— RECORD LIST —
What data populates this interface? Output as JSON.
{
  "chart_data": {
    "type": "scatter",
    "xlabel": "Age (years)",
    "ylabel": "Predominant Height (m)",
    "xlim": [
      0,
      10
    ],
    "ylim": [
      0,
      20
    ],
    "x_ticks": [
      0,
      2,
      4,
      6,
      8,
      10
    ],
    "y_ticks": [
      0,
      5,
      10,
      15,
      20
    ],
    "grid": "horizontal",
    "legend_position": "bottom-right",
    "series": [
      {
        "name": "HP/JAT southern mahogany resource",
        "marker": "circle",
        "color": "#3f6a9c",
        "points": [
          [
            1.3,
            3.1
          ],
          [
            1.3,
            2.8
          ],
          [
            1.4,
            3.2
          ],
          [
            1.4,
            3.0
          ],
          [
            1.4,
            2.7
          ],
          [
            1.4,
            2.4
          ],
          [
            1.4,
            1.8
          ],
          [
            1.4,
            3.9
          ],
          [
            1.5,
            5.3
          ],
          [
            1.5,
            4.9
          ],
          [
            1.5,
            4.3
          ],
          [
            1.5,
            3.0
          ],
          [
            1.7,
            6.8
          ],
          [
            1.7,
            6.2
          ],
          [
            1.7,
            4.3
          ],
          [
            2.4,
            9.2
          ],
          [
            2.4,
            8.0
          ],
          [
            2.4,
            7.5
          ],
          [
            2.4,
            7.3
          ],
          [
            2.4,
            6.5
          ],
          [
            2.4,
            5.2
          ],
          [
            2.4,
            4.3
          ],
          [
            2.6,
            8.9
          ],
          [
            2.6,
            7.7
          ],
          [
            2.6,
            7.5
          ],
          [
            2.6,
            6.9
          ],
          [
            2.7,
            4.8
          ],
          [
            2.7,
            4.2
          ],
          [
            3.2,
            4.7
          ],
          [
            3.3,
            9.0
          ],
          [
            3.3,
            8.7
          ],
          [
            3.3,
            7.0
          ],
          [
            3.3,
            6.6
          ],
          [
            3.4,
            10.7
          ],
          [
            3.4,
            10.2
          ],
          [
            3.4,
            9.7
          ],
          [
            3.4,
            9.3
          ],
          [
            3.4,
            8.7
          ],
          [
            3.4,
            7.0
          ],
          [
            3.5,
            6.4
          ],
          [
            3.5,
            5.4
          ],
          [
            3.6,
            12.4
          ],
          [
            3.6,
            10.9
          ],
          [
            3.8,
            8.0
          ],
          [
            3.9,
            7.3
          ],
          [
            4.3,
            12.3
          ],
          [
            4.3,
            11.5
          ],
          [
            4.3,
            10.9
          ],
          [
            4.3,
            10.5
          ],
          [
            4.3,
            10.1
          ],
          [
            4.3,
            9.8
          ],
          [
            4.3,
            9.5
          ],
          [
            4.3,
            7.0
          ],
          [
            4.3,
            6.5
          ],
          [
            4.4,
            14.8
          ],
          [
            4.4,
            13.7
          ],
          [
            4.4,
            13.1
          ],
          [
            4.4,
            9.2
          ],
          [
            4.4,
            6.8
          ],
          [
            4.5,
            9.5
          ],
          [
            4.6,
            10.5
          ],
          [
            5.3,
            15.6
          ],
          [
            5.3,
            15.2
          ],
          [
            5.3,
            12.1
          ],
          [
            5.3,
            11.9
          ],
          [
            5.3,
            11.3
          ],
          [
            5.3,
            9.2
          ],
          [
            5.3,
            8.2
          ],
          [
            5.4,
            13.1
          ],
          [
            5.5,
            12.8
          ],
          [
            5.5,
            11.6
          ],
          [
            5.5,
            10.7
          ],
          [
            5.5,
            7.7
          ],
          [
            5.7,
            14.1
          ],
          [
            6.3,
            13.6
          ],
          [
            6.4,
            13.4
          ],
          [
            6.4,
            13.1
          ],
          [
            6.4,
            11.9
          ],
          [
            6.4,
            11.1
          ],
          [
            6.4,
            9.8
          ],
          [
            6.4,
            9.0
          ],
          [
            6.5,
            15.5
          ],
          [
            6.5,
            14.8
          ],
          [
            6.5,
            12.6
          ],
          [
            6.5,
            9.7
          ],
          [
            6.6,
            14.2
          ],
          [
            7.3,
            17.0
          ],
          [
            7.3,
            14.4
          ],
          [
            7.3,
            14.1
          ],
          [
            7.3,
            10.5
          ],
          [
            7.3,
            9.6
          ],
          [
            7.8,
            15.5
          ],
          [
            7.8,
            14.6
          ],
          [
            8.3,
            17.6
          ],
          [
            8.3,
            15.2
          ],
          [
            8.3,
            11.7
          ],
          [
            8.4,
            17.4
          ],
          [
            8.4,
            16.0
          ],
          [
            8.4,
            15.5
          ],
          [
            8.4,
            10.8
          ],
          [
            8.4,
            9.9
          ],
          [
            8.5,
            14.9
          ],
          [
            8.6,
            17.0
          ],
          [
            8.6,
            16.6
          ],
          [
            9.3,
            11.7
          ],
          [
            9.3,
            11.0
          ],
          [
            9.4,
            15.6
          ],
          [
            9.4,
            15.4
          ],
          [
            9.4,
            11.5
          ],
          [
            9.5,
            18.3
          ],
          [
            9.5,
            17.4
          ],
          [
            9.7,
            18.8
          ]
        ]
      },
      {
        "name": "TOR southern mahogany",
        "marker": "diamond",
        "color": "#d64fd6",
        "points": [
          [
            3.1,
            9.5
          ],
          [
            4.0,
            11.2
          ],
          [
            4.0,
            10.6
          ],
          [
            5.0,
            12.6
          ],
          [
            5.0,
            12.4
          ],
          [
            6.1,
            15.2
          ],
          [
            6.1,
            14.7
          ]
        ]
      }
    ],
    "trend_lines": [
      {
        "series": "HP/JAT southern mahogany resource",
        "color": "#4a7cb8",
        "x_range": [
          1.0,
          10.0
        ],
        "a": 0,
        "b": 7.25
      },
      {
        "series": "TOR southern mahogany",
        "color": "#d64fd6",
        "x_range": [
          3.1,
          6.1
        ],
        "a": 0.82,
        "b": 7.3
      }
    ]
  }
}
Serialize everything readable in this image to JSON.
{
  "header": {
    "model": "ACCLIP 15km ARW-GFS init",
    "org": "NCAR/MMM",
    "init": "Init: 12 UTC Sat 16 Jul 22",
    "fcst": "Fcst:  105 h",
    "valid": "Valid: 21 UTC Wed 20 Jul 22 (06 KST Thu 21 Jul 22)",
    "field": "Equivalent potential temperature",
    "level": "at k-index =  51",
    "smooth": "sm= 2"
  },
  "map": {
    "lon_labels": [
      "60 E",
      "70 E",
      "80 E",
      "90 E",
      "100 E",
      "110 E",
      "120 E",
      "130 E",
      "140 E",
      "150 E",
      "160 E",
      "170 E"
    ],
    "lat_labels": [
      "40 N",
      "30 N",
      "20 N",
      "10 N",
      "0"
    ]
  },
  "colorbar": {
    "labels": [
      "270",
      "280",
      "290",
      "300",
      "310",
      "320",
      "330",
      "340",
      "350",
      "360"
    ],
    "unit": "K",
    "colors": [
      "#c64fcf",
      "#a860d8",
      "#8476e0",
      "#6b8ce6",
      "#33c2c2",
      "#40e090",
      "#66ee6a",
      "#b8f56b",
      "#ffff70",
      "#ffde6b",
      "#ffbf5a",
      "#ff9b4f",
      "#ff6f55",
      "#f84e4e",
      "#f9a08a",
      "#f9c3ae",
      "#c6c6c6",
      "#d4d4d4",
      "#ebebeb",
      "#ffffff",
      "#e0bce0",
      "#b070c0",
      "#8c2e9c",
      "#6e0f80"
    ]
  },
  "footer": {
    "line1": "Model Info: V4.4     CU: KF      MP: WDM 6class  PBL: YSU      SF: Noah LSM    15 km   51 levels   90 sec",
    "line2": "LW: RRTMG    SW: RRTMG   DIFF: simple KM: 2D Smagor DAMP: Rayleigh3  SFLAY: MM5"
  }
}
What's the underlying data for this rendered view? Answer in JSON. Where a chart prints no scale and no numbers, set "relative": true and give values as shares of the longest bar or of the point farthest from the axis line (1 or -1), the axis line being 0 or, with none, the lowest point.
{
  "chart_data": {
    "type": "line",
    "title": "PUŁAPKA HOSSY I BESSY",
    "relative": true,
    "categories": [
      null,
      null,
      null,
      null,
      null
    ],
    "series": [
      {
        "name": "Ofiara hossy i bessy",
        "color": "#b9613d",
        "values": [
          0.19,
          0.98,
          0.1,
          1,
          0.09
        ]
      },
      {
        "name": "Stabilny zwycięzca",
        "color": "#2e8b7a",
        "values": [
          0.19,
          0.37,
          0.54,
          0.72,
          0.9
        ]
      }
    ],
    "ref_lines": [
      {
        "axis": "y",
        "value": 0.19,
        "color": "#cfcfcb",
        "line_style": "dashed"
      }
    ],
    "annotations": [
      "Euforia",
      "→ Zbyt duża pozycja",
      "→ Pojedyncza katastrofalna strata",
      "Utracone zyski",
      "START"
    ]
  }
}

— WHAT THE TASK REQUIRES —
Every line in the data above that contains "true" needs to be copied.

— SOLUTION —
What's the underlying data for this rendered view? Answer in JSON. Where a chart prints no scale and no numbers, set "relative": true and give values as shares of the longest bar or of the point farthest from the axis line (1 or -1), the axis line being 0 or, with none, the lowest point.
    "relative": true,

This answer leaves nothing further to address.